Start of Stored data

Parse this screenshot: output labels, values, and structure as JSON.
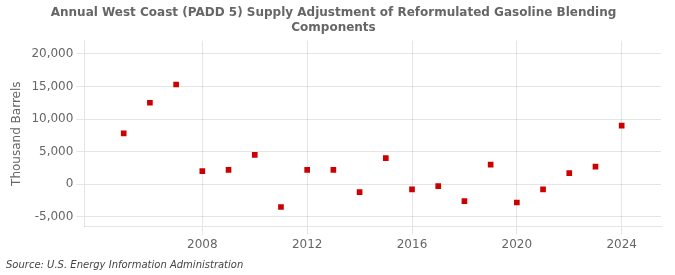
{
  "chart_data": {
    "type": "scatter",
    "title": "Annual West Coast (PADD 5) Supply Adjustment of Reformulated Gasoline Blending\nComponents",
    "ylabel": "Thousand Barrels",
    "source": "Source: U.S. Energy Information Administration",
    "x": [
      2005,
      2006,
      2007,
      2008,
      2009,
      2010,
      2011,
      2012,
      2013,
      2014,
      2015,
      2016,
      2017,
      2018,
      2019,
      2020,
      2021,
      2022,
      2023,
      2024
    ],
    "values": [
      7800,
      12500,
      15300,
      2000,
      2200,
      4500,
      -3500,
      2200,
      2200,
      -1200,
      4000,
      -800,
      -300,
      -2600,
      3000,
      -2800,
      -800,
      1700,
      2700,
      9000
    ],
    "color": "#cc0000",
    "marker": "square",
    "xlim": [
      2003.5,
      2025.5
    ],
    "xticks": [
      2008,
      2012,
      2016,
      2020,
      2024
    ],
    "ylim": [
      -6500,
      22000
    ],
    "yticks": [
      {
        "value": -5000,
        "label": "-5,000"
      },
      0,
      {
        "value": 5000,
        "label": "5,000"
      },
      {
        "value": 10000,
        "label": "10,000"
      },
      {
        "value": 15000,
        "label": "15,000"
      },
      {
        "value": 20000,
        "label": "20,000"
      }
    ],
    "grid": true
  }
}
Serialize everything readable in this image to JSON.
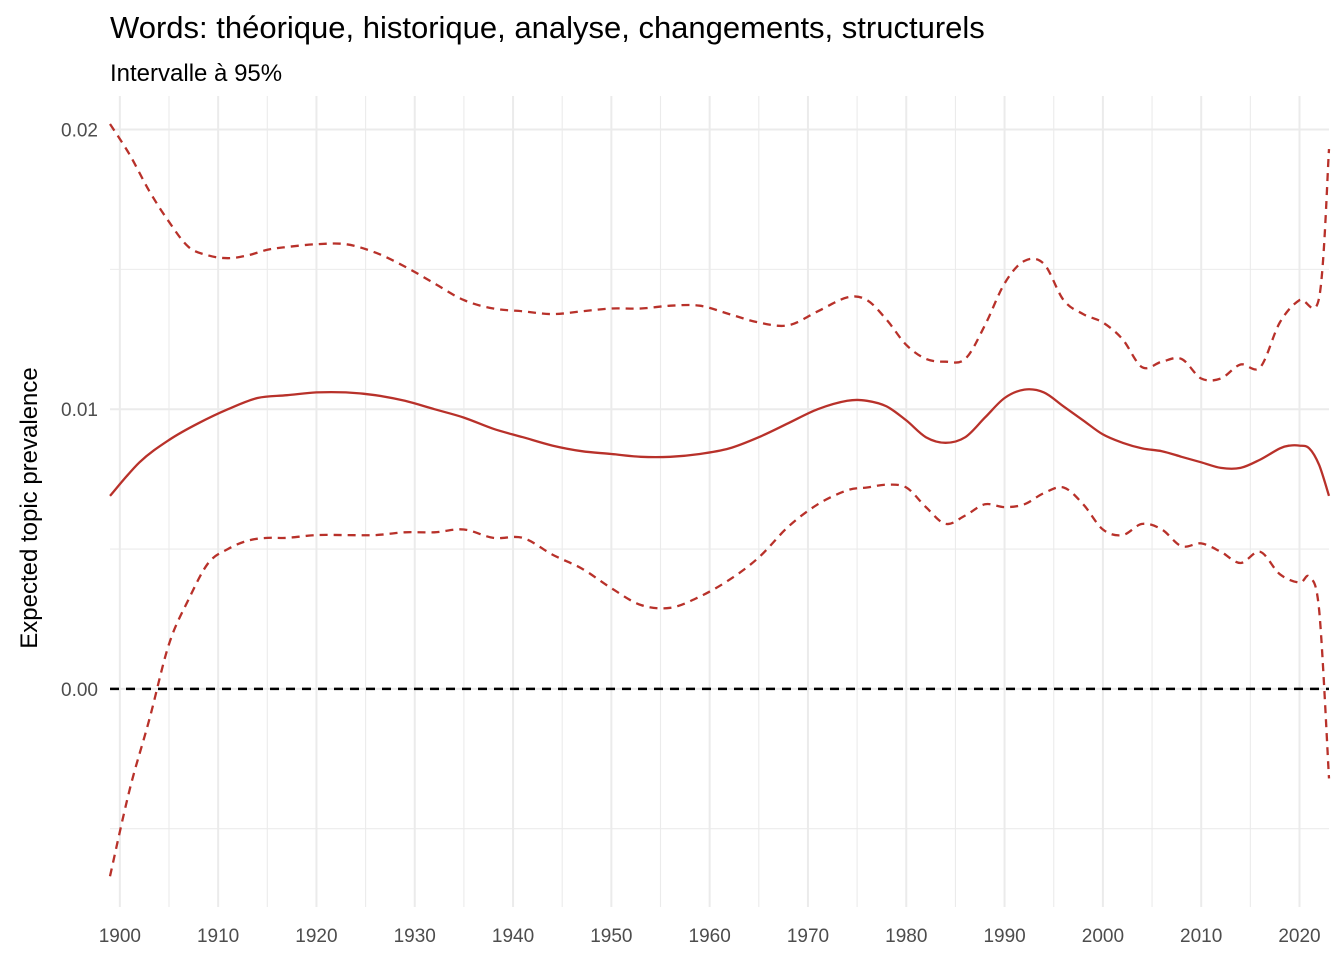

End of Stored data

Count how many lines hold the string "this" and give that number alone.

# Response below
2